# Collected data entries
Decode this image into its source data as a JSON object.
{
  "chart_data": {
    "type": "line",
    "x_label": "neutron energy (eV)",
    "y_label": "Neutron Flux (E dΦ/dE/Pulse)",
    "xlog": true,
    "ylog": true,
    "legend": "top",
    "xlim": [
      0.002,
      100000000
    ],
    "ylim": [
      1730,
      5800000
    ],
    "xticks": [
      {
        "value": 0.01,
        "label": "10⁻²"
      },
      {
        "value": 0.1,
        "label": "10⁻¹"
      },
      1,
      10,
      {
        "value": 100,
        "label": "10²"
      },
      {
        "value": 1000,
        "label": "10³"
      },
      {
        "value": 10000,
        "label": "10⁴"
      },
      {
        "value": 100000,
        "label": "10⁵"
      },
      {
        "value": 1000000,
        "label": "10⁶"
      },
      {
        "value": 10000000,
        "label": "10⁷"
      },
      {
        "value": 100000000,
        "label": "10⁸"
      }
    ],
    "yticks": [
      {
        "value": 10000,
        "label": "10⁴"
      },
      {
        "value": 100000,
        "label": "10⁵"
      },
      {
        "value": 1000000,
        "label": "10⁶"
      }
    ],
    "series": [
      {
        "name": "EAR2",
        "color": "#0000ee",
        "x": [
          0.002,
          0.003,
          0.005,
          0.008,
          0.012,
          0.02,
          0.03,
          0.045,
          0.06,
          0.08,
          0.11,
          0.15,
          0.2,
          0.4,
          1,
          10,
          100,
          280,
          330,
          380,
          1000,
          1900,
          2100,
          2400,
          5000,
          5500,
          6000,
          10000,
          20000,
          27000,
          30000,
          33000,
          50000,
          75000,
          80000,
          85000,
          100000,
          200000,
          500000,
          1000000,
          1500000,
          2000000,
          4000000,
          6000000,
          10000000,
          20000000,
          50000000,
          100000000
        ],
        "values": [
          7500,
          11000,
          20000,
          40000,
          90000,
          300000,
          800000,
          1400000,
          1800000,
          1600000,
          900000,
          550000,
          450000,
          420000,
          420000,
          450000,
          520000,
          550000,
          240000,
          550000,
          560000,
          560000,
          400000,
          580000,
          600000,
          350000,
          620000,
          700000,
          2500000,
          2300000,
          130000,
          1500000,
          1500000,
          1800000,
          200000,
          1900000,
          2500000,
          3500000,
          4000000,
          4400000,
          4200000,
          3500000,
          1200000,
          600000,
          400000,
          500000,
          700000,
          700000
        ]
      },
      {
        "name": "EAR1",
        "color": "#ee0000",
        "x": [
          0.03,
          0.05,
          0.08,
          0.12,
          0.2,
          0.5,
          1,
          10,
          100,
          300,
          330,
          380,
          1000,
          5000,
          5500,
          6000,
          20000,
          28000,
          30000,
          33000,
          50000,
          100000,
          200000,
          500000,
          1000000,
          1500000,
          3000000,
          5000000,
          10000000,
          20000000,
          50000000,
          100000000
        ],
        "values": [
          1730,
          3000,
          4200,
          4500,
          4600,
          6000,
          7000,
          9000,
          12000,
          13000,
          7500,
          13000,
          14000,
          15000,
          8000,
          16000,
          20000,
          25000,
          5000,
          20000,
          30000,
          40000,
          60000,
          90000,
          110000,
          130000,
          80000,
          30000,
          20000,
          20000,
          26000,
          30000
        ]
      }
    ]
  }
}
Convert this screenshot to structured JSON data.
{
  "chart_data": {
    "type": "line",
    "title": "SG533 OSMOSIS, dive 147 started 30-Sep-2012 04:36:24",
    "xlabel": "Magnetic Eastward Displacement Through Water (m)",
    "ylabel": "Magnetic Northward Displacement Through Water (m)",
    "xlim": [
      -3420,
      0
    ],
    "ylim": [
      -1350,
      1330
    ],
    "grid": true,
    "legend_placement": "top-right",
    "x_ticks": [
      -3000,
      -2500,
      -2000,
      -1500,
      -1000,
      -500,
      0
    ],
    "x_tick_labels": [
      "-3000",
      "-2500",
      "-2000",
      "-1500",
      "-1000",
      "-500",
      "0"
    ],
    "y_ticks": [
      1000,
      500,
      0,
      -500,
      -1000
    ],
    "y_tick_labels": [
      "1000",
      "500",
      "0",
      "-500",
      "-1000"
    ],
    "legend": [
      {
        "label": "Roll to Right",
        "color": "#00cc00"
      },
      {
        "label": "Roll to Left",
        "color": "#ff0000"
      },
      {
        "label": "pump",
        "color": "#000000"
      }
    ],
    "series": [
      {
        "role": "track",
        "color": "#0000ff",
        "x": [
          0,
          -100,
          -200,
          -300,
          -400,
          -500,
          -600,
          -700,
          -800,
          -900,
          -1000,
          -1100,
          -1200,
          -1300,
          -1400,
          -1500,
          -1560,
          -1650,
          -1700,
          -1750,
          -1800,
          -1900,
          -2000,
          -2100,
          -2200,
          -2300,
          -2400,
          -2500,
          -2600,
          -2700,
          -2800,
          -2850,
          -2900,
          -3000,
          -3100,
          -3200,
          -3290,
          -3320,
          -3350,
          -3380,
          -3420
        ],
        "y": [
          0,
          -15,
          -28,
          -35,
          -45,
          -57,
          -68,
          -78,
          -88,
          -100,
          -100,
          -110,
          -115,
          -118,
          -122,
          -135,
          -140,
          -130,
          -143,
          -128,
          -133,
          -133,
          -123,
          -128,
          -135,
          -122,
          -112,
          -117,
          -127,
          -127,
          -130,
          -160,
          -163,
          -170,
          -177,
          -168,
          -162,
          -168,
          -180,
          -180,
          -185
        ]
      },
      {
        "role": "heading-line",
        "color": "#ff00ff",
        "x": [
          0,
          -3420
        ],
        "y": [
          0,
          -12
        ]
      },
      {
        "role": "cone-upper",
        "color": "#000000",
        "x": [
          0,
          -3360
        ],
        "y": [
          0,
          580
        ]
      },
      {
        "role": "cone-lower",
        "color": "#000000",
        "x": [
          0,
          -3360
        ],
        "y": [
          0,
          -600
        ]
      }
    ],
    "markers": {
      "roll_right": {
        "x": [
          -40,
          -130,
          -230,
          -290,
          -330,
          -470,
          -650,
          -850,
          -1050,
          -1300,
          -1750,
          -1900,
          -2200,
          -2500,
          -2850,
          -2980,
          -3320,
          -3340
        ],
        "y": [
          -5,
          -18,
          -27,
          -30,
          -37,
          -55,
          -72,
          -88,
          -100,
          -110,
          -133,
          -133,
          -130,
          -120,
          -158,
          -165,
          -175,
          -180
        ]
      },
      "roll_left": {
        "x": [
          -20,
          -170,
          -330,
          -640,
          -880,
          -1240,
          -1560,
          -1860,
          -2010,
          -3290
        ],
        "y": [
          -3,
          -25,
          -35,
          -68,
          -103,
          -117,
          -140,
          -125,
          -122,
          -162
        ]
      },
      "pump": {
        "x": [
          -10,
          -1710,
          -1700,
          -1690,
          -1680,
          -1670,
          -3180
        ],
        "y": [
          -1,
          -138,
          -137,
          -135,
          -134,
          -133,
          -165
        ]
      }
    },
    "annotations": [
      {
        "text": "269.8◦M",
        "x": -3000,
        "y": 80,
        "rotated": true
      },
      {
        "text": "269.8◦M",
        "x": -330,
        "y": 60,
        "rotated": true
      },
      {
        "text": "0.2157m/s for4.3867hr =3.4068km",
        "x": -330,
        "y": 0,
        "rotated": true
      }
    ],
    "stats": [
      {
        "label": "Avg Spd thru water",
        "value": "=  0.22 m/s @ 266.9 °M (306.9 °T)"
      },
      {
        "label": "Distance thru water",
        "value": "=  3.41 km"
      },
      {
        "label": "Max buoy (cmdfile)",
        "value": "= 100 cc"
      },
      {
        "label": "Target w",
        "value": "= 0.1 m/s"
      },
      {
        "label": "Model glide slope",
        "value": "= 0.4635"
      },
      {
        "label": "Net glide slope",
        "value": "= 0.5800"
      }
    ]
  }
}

# THE REQUEST
Reproduce the material verbatim, line by line.

# THE SOLUTION
Decode this image into its source data as a JSON object.
{
  "chart_data": {
    "type": "line",
    "x_label": "neutron energy (eV)",
    "y_label": "Neutron Flux (E dΦ/dE/Pulse)",
    "xlog": true,
    "ylog": true,
    "legend": "top",
    "xlim": [
      0.002,
      100000000
    ],
    "ylim": [
      1730,
      5800000
    ],
    "xticks": [
      {
        "value": 0.01,
        "label": "10⁻²"
      },
      {
        "value": 0.1,
        "label": "10⁻¹"
      },
      1,
      10,
      {
        "value": 100,
        "label": "10²"
      },
      {
        "value": 1000,
        "label": "10³"
      },
      {
        "value": 10000,
        "label": "10⁴"
      },
      {
        "value": 100000,
        "label": "10⁵"
      },
      {
        "value": 1000000,
        "label": "10⁶"
      },
      {
        "value": 10000000,
        "label": "10⁷"
      },
      {
        "value": 100000000,
        "label": "10⁸"
      }
    ],
    "yticks": [
      {
        "value": 10000,
        "label": "10⁴"
      },
      {
        "value": 100000,
        "label": "10⁵"
      },
      {
        "value": 1000000,
        "label": "10⁶"
      }
    ],
    "series": [
      {
        "name": "EAR2",
        "color": "#0000ee",
        "x": [
          0.002,
          0.003,
          0.005,
          0.008,
          0.012,
          0.02,
          0.03,
          0.045,
          0.06,
          0.08,
          0.11,
          0.15,
          0.2,
          0.4,
          1,
          10,
          100,
          280,
          330,
          380,
          1000,
          1900,
          2100,
          2400,
          5000,
          5500,
          6000,
          10000,
          20000,
          27000,
          30000,
          33000,
          50000,
          75000,
          80000,
          85000,
          100000,
          200000,
          500000,
          1000000,
          1500000,
          2000000,
          4000000,
          6000000,
          10000000,
          20000000,
          50000000,
          100000000
        ],
        "values": [
          7500,
          11000,
          20000,
          40000,
          90000,
          300000,
          800000,
          1400000,
          1800000,
          1600000,
          900000,
          550000,
          450000,
          420000,
          420000,
          450000,
          520000,
          550000,
          240000,
          550000,
          560000,
          560000,
          400000,
          580000,
          600000,
          350000,
          620000,
          700000,
          2500000,
          2300000,
          130000,
          1500000,
          1500000,
          1800000,
          200000,
          1900000,
          2500000,
          3500000,
          4000000,
          4400000,
          4200000,
          3500000,
          1200000,
          600000,
          400000,
          500000,
          700000,
          700000
        ]
      },
      {
        "name": "EAR1",
        "color": "#ee0000",
        "x": [
          0.03,
          0.05,
          0.08,
          0.12,
          0.2,
          0.5,
          1,
          10,
          100,
          300,
          330,
          380,
          1000,
          5000,
          5500,
          6000,
          20000,
          28000,
          30000,
          33000,
          50000,
          100000,
          200000,
          500000,
          1000000,
          1500000,
          3000000,
          5000000,
          10000000,
          20000000,
          50000000,
          100000000
        ],
        "values": [
          1730,
          3000,
          4200,
          4500,
          4600,
          6000,
          7000,
          9000,
          12000,
          13000,
          7500,
          13000,
          14000,
          15000,
          8000,
          16000,
          20000,
          25000,
          5000,
          20000,
          30000,
          40000,
          60000,
          90000,
          110000,
          130000,
          80000,
          30000,
          20000,
          20000,
          26000,
          30000
        ]
      }
    ]
  }
}
Convert this screenshot to structured JSON data.
{
  "chart_data": {
    "type": "line",
    "title": "SG533 OSMOSIS, dive 147 started 30-Sep-2012 04:36:24",
    "xlabel": "Magnetic Eastward Displacement Through Water (m)",
    "ylabel": "Magnetic Northward Displacement Through Water (m)",
    "xlim": [
      -3420,
      0
    ],
    "ylim": [
      -1350,
      1330
    ],
    "grid": true,
    "legend_placement": "top-right",
    "x_ticks": [
      -3000,
      -2500,
      -2000,
      -1500,
      -1000,
      -500,
      0
    ],
    "x_tick_labels": [
      "-3000",
      "-2500",
      "-2000",
      "-1500",
      "-1000",
      "-500",
      "0"
    ],
    "y_ticks": [
      1000,
      500,
      0,
      -500,
      -1000
    ],
    "y_tick_labels": [
      "1000",
      "500",
      "0",
      "-500",
      "-1000"
    ],
    "legend": [
      {
        "label": "Roll to Right",
        "color": "#00cc00"
      },
      {
        "label": "Roll to Left",
        "color": "#ff0000"
      },
      {
        "label": "pump",
        "color": "#000000"
      }
    ],
    "series": [
      {
        "role": "track",
        "color": "#0000ff",
        "x": [
          0,
          -100,
          -200,
          -300,
          -400,
          -500,
          -600,
          -700,
          -800,
          -900,
          -1000,
          -1100,
          -1200,
          -1300,
          -1400,
          -1500,
          -1560,
          -1650,
          -1700,
          -1750,
          -1800,
          -1900,
          -2000,
          -2100,
          -2200,
          -2300,
          -2400,
          -2500,
          -2600,
          -2700,
          -2800,
          -2850,
          -2900,
          -3000,
          -3100,
          -3200,
          -3290,
          -3320,
          -3350,
          -3380,
          -3420
        ],
        "y": [
          0,
          -15,
          -28,
          -35,
          -45,
          -57,
          -68,
          -78,
          -88,
          -100,
          -100,
          -110,
          -115,
          -118,
          -122,
          -135,
          -140,
          -130,
          -143,
          -128,
          -133,
          -133,
          -123,
          -128,
          -135,
          -122,
          -112,
          -117,
          -127,
          -127,
          -130,
          -160,
          -163,
          -170,
          -177,
          -168,
          -162,
          -168,
          -180,
          -180,
          -185
        ]
      },
      {
        "role": "heading-line",
        "color": "#ff00ff",
        "x": [
          0,
          -3420
        ],
        "y": [
          0,
          -12
        ]
      },
      {
        "role": "cone-upper",
        "color": "#000000",
        "x": [
          0,
          -3360
        ],
        "y": [
          0,
          580
        ]
      },
      {
        "role": "cone-lower",
        "color": "#000000",
        "x": [
          0,
          -3360
        ],
        "y": [
          0,
          -600
        ]
      }
    ],
    "markers": {
      "roll_right": {
        "x": [
          -40,
          -130,
          -230,
          -290,
          -330,
          -470,
          -650,
          -850,
          -1050,
          -1300,
          -1750,
          -1900,
          -2200,
          -2500,
          -2850,
          -2980,
          -3320,
          -3340
        ],
        "y": [
          -5,
          -18,
          -27,
          -30,
          -37,
          -55,
          -72,
          -88,
          -100,
          -110,
          -133,
          -133,
          -130,
          -120,
          -158,
          -165,
          -175,
          -180
        ]
      },
      "roll_left": {
        "x": [
          -20,
          -170,
          -330,
          -640,
          -880,
          -1240,
          -1560,
          -1860,
          -2010,
          -3290
        ],
        "y": [
          -3,
          -25,
          -35,
          -68,
          -103,
          -117,
          -140,
          -125,
          -122,
          -162
        ]
      },
      "pump": {
        "x": [
          -10,
          -1710,
          -1700,
          -1690,
          -1680,
          -1670,
          -3180
        ],
        "y": [
          -1,
          -138,
          -137,
          -135,
          -134,
          -133,
          -165
        ]
      }
    },
    "annotations": [
      {
        "text": "269.8◦M",
        "x": -3000,
        "y": 80,
        "rotated": true
      },
      {
        "text": "269.8◦M",
        "x": -330,
        "y": 60,
        "rotated": true
      },
      {
        "text": "0.2157m/s for4.3867hr =3.4068km",
        "x": -330,
        "y": 0,
        "rotated": true
      }
    ],
    "stats": [
      {
        "label": "Avg Spd thru water",
        "value": "=  0.22 m/s @ 266.9 °M (306.9 °T)"
      },
      {
        "label": "Distance thru water",
        "value": "=  3.41 km"
      },
      {
        "label": "Max buoy (cmdfile)",
        "value": "= 100 cc"
      },
      {
        "label": "Target w",
        "value": "= 0.1 m/s"
      },
      {
        "label": "Model glide slope",
        "value": "= 0.4635"
      },
      {
        "label": "Net glide slope",
        "value": "= 0.5800"
      }
    ]
  }
}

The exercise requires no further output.